◆ Input for this task
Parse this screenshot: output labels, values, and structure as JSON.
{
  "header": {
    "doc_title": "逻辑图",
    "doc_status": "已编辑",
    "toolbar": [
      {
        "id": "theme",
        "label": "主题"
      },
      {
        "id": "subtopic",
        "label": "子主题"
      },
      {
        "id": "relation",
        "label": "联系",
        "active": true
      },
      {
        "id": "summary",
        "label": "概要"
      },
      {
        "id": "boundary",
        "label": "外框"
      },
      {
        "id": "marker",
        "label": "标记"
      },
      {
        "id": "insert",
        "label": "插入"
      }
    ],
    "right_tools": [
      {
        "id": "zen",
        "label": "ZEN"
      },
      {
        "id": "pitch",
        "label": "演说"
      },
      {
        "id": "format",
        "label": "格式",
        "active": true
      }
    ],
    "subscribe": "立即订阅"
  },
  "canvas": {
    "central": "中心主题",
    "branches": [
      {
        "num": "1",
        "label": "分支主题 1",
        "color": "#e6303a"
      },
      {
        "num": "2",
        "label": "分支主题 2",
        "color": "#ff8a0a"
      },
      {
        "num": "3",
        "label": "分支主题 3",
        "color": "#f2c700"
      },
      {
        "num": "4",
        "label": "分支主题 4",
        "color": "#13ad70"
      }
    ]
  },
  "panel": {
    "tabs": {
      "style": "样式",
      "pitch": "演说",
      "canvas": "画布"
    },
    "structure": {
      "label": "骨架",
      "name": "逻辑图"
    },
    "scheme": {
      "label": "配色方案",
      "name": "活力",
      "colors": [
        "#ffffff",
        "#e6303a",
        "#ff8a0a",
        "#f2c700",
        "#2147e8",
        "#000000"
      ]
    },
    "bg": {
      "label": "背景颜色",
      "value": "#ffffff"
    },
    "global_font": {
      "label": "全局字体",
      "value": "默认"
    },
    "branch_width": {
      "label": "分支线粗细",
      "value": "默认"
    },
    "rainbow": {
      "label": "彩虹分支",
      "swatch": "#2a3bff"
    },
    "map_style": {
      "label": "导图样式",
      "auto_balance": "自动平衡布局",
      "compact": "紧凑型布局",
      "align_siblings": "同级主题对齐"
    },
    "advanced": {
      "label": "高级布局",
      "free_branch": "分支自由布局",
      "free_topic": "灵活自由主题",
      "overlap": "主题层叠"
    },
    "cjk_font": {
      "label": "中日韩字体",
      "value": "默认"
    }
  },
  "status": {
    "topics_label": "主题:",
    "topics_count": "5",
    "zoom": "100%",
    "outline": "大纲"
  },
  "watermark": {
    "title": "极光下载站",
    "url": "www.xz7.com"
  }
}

◆ Task prompt
Return every line of the material exactly.

◆ Result for this exercise
Parse this screenshot: output labels, values, and structure as JSON.
{
  "header": {
    "doc_title": "逻辑图",
    "doc_status": "已编辑",
    "toolbar": [
      {
        "id": "theme",
        "label": "主题"
      },
      {
        "id": "subtopic",
        "label": "子主题"
      },
      {
        "id": "relation",
        "label": "联系",
        "active": true
      },
      {
        "id": "summary",
        "label": "概要"
      },
      {
        "id": "boundary",
        "label": "外框"
      },
      {
        "id": "marker",
        "label": "标记"
      },
      {
        "id": "insert",
        "label": "插入"
      }
    ],
    "right_tools": [
      {
        "id": "zen",
        "label": "ZEN"
      },
      {
        "id": "pitch",
        "label": "演说"
      },
      {
        "id": "format",
        "label": "格式",
        "active": true
      }
    ],
    "subscribe": "立即订阅"
  },
  "canvas": {
    "central": "中心主题",
    "branches": [
      {
        "num": "1",
        "label": "分支主题 1",
        "color": "#e6303a"
      },
      {
        "num": "2",
        "label": "分支主题 2",
        "color": "#ff8a0a"
      },
      {
        "num": "3",
        "label": "分支主题 3",
        "color": "#f2c700"
      },
      {
        "num": "4",
        "label": "分支主题 4",
        "color": "#13ad70"
      }
    ]
  },
  "panel": {
    "tabs": {
      "style": "样式",
      "pitch": "演说",
      "canvas": "画布"
    },
    "structure": {
      "label": "骨架",
      "name": "逻辑图"
    },
    "scheme": {
      "label": "配色方案",
      "name": "活力",
      "colors": [
        "#ffffff",
        "#e6303a",
        "#ff8a0a",
        "#f2c700",
        "#2147e8",
        "#000000"
      ]
    },
    "bg": {
      "label": "背景颜色",
      "value": "#ffffff"
    },
    "global_font": {
      "label": "全局字体",
      "value": "默认"
    },
    "branch_width": {
      "label": "分支线粗细",
      "value": "默认"
    },
    "rainbow": {
      "label": "彩虹分支",
      "swatch": "#2a3bff"
    },
    "map_style": {
      "label": "导图样式",
      "auto_balance": "自动平衡布局",
      "compact": "紧凑型布局",
      "align_siblings": "同级主题对齐"
    },
    "advanced": {
      "label": "高级布局",
      "free_branch": "分支自由布局",
      "free_topic": "灵活自由主题",
      "overlap": "主题层叠"
    },
    "cjk_font": {
      "label": "中日韩字体",
      "value": "默认"
    }
  },
  "status": {
    "topics_label": "主题:",
    "topics_count": "5",
    "zoom": "100%",
    "outline": "大纲"
  },
  "watermark": {
    "title": "极光下载站",
    "url": "www.xz7.com"
  }
}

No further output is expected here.